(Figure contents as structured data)
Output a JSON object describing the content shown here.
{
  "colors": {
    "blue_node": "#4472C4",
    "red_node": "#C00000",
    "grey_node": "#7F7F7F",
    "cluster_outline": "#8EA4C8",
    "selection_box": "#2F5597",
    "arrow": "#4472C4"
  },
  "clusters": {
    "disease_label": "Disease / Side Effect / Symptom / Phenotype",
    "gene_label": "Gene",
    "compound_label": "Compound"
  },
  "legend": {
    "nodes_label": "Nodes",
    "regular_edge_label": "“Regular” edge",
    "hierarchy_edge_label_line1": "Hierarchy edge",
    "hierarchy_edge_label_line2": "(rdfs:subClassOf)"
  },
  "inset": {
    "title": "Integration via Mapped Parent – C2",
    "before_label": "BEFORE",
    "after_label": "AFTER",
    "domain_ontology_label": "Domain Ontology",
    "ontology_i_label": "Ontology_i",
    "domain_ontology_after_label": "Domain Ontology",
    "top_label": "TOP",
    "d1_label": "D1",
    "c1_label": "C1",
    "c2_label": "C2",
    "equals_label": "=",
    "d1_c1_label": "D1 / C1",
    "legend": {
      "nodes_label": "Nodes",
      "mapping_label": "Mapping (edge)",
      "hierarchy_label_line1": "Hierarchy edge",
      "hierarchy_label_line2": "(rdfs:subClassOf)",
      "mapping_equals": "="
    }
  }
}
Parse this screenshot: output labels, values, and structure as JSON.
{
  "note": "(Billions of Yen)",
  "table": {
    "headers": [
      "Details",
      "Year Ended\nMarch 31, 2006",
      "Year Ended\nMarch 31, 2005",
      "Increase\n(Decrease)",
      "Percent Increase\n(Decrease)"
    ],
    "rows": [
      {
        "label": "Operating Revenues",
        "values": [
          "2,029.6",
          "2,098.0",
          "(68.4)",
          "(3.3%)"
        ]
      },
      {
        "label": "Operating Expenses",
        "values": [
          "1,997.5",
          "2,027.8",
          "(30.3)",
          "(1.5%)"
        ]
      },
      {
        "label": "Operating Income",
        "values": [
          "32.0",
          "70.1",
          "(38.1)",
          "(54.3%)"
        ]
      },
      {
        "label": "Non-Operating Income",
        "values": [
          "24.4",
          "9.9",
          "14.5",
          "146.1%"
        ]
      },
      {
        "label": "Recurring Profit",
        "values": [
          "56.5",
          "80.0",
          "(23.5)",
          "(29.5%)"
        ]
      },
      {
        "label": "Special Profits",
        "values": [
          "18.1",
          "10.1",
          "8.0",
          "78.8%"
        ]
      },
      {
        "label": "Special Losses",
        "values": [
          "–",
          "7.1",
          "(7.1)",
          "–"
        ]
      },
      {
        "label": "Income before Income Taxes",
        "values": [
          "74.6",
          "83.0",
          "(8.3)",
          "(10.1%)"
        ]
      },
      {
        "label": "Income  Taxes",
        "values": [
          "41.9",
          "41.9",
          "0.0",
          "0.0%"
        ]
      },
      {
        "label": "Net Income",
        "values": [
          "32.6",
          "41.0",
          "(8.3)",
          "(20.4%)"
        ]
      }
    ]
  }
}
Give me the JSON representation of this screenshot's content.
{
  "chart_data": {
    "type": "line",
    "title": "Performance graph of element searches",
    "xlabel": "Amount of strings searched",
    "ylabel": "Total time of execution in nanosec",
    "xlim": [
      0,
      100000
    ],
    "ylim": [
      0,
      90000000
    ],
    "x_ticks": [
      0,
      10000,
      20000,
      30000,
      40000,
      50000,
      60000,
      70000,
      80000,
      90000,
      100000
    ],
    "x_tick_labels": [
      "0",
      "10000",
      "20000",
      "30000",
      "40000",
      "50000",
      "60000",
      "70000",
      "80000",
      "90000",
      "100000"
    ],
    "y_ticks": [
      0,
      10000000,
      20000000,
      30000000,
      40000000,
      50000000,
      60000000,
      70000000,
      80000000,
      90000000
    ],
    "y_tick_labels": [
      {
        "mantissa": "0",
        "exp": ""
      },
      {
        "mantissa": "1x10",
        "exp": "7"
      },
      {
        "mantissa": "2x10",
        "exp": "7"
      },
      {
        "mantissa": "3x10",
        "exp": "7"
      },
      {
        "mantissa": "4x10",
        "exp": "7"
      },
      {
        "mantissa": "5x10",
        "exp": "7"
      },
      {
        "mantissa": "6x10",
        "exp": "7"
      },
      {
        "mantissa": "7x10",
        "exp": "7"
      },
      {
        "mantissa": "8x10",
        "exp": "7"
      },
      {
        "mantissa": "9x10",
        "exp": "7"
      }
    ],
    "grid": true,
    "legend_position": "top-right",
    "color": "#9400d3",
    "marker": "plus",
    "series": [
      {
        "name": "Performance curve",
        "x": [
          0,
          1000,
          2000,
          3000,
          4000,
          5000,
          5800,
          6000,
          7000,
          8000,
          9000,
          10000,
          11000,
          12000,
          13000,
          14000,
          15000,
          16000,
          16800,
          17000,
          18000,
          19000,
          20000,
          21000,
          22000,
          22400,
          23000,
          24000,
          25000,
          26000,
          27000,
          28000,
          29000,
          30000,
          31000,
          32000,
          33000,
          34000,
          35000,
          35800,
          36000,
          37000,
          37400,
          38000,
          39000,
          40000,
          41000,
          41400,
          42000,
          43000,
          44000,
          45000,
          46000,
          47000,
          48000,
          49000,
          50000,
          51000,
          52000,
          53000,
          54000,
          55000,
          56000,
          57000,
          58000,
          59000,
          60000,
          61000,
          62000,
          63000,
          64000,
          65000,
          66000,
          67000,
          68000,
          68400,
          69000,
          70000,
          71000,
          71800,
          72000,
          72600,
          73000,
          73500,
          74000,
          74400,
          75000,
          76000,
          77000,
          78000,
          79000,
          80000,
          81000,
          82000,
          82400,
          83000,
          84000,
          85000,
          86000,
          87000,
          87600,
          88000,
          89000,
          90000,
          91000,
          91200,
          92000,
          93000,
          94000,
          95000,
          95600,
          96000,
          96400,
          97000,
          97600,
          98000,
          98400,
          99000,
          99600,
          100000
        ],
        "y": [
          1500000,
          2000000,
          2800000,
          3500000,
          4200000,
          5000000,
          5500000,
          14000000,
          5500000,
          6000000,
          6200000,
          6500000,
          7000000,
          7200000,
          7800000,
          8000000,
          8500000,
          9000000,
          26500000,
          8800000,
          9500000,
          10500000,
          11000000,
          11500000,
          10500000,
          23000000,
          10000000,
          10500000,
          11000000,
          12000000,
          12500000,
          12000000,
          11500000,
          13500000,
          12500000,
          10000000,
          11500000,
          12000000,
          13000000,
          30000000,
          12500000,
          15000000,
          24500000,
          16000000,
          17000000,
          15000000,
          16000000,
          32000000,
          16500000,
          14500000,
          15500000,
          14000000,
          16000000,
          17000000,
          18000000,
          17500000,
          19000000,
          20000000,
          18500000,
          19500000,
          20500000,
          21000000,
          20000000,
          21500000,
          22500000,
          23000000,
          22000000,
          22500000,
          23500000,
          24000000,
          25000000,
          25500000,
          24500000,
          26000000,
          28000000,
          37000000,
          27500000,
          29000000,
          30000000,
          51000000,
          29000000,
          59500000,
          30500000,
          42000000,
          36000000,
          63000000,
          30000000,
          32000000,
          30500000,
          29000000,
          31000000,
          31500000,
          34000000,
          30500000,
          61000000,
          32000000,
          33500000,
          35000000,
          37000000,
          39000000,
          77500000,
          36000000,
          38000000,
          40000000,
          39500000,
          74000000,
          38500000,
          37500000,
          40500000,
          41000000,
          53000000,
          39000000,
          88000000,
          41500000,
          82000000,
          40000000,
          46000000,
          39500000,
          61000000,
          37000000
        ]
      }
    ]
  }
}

_Written task_
Output each entry precisely as given.

_Solution_
Output a JSON object describing the content shown here.
{
  "colors": {
    "blue_node": "#4472C4",
    "red_node": "#C00000",
    "grey_node": "#7F7F7F",
    "cluster_outline": "#8EA4C8",
    "selection_box": "#2F5597",
    "arrow": "#4472C4"
  },
  "clusters": {
    "disease_label": "Disease / Side Effect / Symptom / Phenotype",
    "gene_label": "Gene",
    "compound_label": "Compound"
  },
  "legend": {
    "nodes_label": "Nodes",
    "regular_edge_label": "“Regular” edge",
    "hierarchy_edge_label_line1": "Hierarchy edge",
    "hierarchy_edge_label_line2": "(rdfs:subClassOf)"
  },
  "inset": {
    "title": "Integration via Mapped Parent – C2",
    "before_label": "BEFORE",
    "after_label": "AFTER",
    "domain_ontology_label": "Domain Ontology",
    "ontology_i_label": "Ontology_i",
    "domain_ontology_after_label": "Domain Ontology",
    "top_label": "TOP",
    "d1_label": "D1",
    "c1_label": "C1",
    "c2_label": "C2",
    "equals_label": "=",
    "d1_c1_label": "D1 / C1",
    "legend": {
      "nodes_label": "Nodes",
      "mapping_label": "Mapping (edge)",
      "hierarchy_label_line1": "Hierarchy edge",
      "hierarchy_label_line2": "(rdfs:subClassOf)",
      "mapping_equals": "="
    }
  }
}
Parse this screenshot: output labels, values, and structure as JSON.
{
  "note": "(Billions of Yen)",
  "table": {
    "headers": [
      "Details",
      "Year Ended\nMarch 31, 2006",
      "Year Ended\nMarch 31, 2005",
      "Increase\n(Decrease)",
      "Percent Increase\n(Decrease)"
    ],
    "rows": [
      {
        "label": "Operating Revenues",
        "values": [
          "2,029.6",
          "2,098.0",
          "(68.4)",
          "(3.3%)"
        ]
      },
      {
        "label": "Operating Expenses",
        "values": [
          "1,997.5",
          "2,027.8",
          "(30.3)",
          "(1.5%)"
        ]
      },
      {
        "label": "Operating Income",
        "values": [
          "32.0",
          "70.1",
          "(38.1)",
          "(54.3%)"
        ]
      },
      {
        "label": "Non-Operating Income",
        "values": [
          "24.4",
          "9.9",
          "14.5",
          "146.1%"
        ]
      },
      {
        "label": "Recurring Profit",
        "values": [
          "56.5",
          "80.0",
          "(23.5)",
          "(29.5%)"
        ]
      },
      {
        "label": "Special Profits",
        "values": [
          "18.1",
          "10.1",
          "8.0",
          "78.8%"
        ]
      },
      {
        "label": "Special Losses",
        "values": [
          "–",
          "7.1",
          "(7.1)",
          "–"
        ]
      },
      {
        "label": "Income before Income Taxes",
        "values": [
          "74.6",
          "83.0",
          "(8.3)",
          "(10.1%)"
        ]
      },
      {
        "label": "Income  Taxes",
        "values": [
          "41.9",
          "41.9",
          "0.0",
          "0.0%"
        ]
      },
      {
        "label": "Net Income",
        "values": [
          "32.6",
          "41.0",
          "(8.3)",
          "(20.4%)"
        ]
      }
    ]
  }
}
Give me the JSON representation of this screenshot's content.
{
  "chart_data": {
    "type": "line",
    "title": "Performance graph of element searches",
    "xlabel": "Amount of strings searched",
    "ylabel": "Total time of execution in nanosec",
    "xlim": [
      0,
      100000
    ],
    "ylim": [
      0,
      90000000
    ],
    "x_ticks": [
      0,
      10000,
      20000,
      30000,
      40000,
      50000,
      60000,
      70000,
      80000,
      90000,
      100000
    ],
    "x_tick_labels": [
      "0",
      "10000",
      "20000",
      "30000",
      "40000",
      "50000",
      "60000",
      "70000",
      "80000",
      "90000",
      "100000"
    ],
    "y_ticks": [
      0,
      10000000,
      20000000,
      30000000,
      40000000,
      50000000,
      60000000,
      70000000,
      80000000,
      90000000
    ],
    "y_tick_labels": [
      {
        "mantissa": "0",
        "exp": ""
      },
      {
        "mantissa": "1x10",
        "exp": "7"
      },
      {
        "mantissa": "2x10",
        "exp": "7"
      },
      {
        "mantissa": "3x10",
        "exp": "7"
      },
      {
        "mantissa": "4x10",
        "exp": "7"
      },
      {
        "mantissa": "5x10",
        "exp": "7"
      },
      {
        "mantissa": "6x10",
        "exp": "7"
      },
      {
        "mantissa": "7x10",
        "exp": "7"
      },
      {
        "mantissa": "8x10",
        "exp": "7"
      },
      {
        "mantissa": "9x10",
        "exp": "7"
      }
    ],
    "grid": true,
    "legend_position": "top-right",
    "color": "#9400d3",
    "marker": "plus",
    "series": [
      {
        "name": "Performance curve",
        "x": [
          0,
          1000,
          2000,
          3000,
          4000,
          5000,
          5800,
          6000,
          7000,
          8000,
          9000,
          10000,
          11000,
          12000,
          13000,
          14000,
          15000,
          16000,
          16800,
          17000,
          18000,
          19000,
          20000,
          21000,
          22000,
          22400,
          23000,
          24000,
          25000,
          26000,
          27000,
          28000,
          29000,
          30000,
          31000,
          32000,
          33000,
          34000,
          35000,
          35800,
          36000,
          37000,
          37400,
          38000,
          39000,
          40000,
          41000,
          41400,
          42000,
          43000,
          44000,
          45000,
          46000,
          47000,
          48000,
          49000,
          50000,
          51000,
          52000,
          53000,
          54000,
          55000,
          56000,
          57000,
          58000,
          59000,
          60000,
          61000,
          62000,
          63000,
          64000,
          65000,
          66000,
          67000,
          68000,
          68400,
          69000,
          70000,
          71000,
          71800,
          72000,
          72600,
          73000,
          73500,
          74000,
          74400,
          75000,
          76000,
          77000,
          78000,
          79000,
          80000,
          81000,
          82000,
          82400,
          83000,
          84000,
          85000,
          86000,
          87000,
          87600,
          88000,
          89000,
          90000,
          91000,
          91200,
          92000,
          93000,
          94000,
          95000,
          95600,
          96000,
          96400,
          97000,
          97600,
          98000,
          98400,
          99000,
          99600,
          100000
        ],
        "y": [
          1500000,
          2000000,
          2800000,
          3500000,
          4200000,
          5000000,
          5500000,
          14000000,
          5500000,
          6000000,
          6200000,
          6500000,
          7000000,
          7200000,
          7800000,
          8000000,
          8500000,
          9000000,
          26500000,
          8800000,
          9500000,
          10500000,
          11000000,
          11500000,
          10500000,
          23000000,
          10000000,
          10500000,
          11000000,
          12000000,
          12500000,
          12000000,
          11500000,
          13500000,
          12500000,
          10000000,
          11500000,
          12000000,
          13000000,
          30000000,
          12500000,
          15000000,
          24500000,
          16000000,
          17000000,
          15000000,
          16000000,
          32000000,
          16500000,
          14500000,
          15500000,
          14000000,
          16000000,
          17000000,
          18000000,
          17500000,
          19000000,
          20000000,
          18500000,
          19500000,
          20500000,
          21000000,
          20000000,
          21500000,
          22500000,
          23000000,
          22000000,
          22500000,
          23500000,
          24000000,
          25000000,
          25500000,
          24500000,
          26000000,
          28000000,
          37000000,
          27500000,
          29000000,
          30000000,
          51000000,
          29000000,
          59500000,
          30500000,
          42000000,
          36000000,
          63000000,
          30000000,
          32000000,
          30500000,
          29000000,
          31000000,
          31500000,
          34000000,
          30500000,
          61000000,
          32000000,
          33500000,
          35000000,
          37000000,
          39000000,
          77500000,
          36000000,
          38000000,
          40000000,
          39500000,
          74000000,
          38500000,
          37500000,
          40500000,
          41000000,
          53000000,
          39000000,
          88000000,
          41500000,
          82000000,
          40000000,
          46000000,
          39500000,
          61000000,
          37000000
        ]
      }
    ]
  }
}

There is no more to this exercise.